== INSTRUCTIONS FOR THE TASK ==
Set the following entries down again exactly, line by line.

— start of DATA EXCERPTS —

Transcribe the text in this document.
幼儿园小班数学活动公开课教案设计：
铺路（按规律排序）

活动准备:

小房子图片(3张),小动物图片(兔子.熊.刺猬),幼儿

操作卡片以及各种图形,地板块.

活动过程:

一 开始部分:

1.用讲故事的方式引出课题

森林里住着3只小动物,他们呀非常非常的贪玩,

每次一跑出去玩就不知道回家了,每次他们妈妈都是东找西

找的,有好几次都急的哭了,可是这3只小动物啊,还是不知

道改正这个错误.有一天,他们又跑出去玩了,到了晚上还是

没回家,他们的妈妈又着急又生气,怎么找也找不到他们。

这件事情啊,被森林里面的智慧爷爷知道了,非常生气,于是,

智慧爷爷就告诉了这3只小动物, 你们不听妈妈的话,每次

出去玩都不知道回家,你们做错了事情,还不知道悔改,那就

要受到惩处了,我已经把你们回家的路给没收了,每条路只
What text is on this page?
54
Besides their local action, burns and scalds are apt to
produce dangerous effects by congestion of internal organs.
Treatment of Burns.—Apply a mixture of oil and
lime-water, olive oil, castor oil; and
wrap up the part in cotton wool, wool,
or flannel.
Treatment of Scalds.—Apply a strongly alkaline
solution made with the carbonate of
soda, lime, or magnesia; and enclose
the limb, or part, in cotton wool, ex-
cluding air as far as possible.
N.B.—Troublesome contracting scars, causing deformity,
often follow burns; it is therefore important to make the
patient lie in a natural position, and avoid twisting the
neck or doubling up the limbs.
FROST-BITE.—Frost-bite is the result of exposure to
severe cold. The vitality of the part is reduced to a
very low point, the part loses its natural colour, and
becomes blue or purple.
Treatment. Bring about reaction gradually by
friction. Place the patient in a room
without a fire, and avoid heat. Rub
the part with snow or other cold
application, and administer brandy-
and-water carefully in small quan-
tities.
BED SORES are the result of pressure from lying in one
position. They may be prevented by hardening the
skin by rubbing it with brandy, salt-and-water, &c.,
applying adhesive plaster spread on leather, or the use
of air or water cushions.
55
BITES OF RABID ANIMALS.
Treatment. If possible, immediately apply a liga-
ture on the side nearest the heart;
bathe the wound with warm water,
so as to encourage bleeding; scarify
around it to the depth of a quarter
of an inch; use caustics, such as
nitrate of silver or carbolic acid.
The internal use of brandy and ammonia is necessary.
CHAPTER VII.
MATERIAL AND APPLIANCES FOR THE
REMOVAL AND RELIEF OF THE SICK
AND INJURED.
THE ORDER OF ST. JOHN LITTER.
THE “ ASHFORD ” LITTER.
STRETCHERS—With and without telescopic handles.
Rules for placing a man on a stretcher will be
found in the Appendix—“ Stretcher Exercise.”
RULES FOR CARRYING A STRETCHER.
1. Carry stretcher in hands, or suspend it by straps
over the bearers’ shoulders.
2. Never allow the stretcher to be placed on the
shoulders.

— end of DATA EXCERPTS —

== ANSWER TO THIS TASK ==
Transcribe the text in this document.
幼儿园小班数学活动公开课教案设计：
铺路（按规律排序）

活动准备:

小房子图片(3张),小动物图片(兔子.熊.刺猬),幼儿

操作卡片以及各种图形,地板块.

活动过程:

一 开始部分:

1.用讲故事的方式引出课题

森林里住着3只小动物,他们呀非常非常的贪玩,

每次一跑出去玩就不知道回家了,每次他们妈妈都是东找西

找的,有好几次都急的哭了,可是这3只小动物啊,还是不知

道改正这个错误.有一天,他们又跑出去玩了,到了晚上还是

没回家,他们的妈妈又着急又生气,怎么找也找不到他们。

这件事情啊,被森林里面的智慧爷爷知道了,非常生气,于是,

智慧爷爷就告诉了这3只小动物, 你们不听妈妈的话,每次

出去玩都不知道回家,你们做错了事情,还不知道悔改,那就

要受到惩处了,我已经把你们回家的路给没收了,每条路只
What text is on this page?
54
Besides their local action, burns and scalds are apt to
produce dangerous effects by congestion of internal organs.
Treatment of Burns.—Apply a mixture of oil and
lime-water, olive oil, castor oil; and
wrap up the part in cotton wool, wool,
or flannel.
Treatment of Scalds.—Apply a strongly alkaline
solution made with the carbonate of
soda, lime, or magnesia; and enclose
the limb, or part, in cotton wool, ex-
cluding air as far as possible.
N.B.—Troublesome contracting scars, causing deformity,
often follow burns; it is therefore important to make the
patient lie in a natural position, and avoid twisting the
neck or doubling up the limbs.
FROST-BITE.—Frost-bite is the result of exposure to
severe cold. The vitality of the part is reduced to a
very low point, the part loses its natural colour, and
becomes blue or purple.
Treatment. Bring about reaction gradually by
friction. Place the patient in a room
without a fire, and avoid heat. Rub
the part with snow or other cold
application, and administer brandy-
and-water carefully in small quan-
tities.
BED SORES are the result of pressure from lying in one
position. They may be prevented by hardening the
skin by rubbing it with brandy, salt-and-water, &c.,
applying adhesive plaster spread on leather, or the use
of air or water cushions.
55
BITES OF RABID ANIMALS.
Treatment. If possible, immediately apply a liga-
ture on the side nearest the heart;
bathe the wound with warm water,
so as to encourage bleeding; scarify
around it to the depth of a quarter
of an inch; use caustics, such as
nitrate of silver or carbolic acid.
The internal use of brandy and ammonia is necessary.
CHAPTER VII.
MATERIAL AND APPLIANCES FOR THE
REMOVAL AND RELIEF OF THE SICK
AND INJURED.
THE ORDER OF ST. JOHN LITTER.
THE “ ASHFORD ” LITTER.
STRETCHERS—With and without telescopic handles.
Rules for placing a man on a stretcher will be
found in the Appendix—“ Stretcher Exercise.”
RULES FOR CARRYING A STRETCHER.
1. Carry stretcher in hands, or suspend it by straps
over the bearers’ shoulders.
2. Never allow the stretcher to be placed on the
shoulders.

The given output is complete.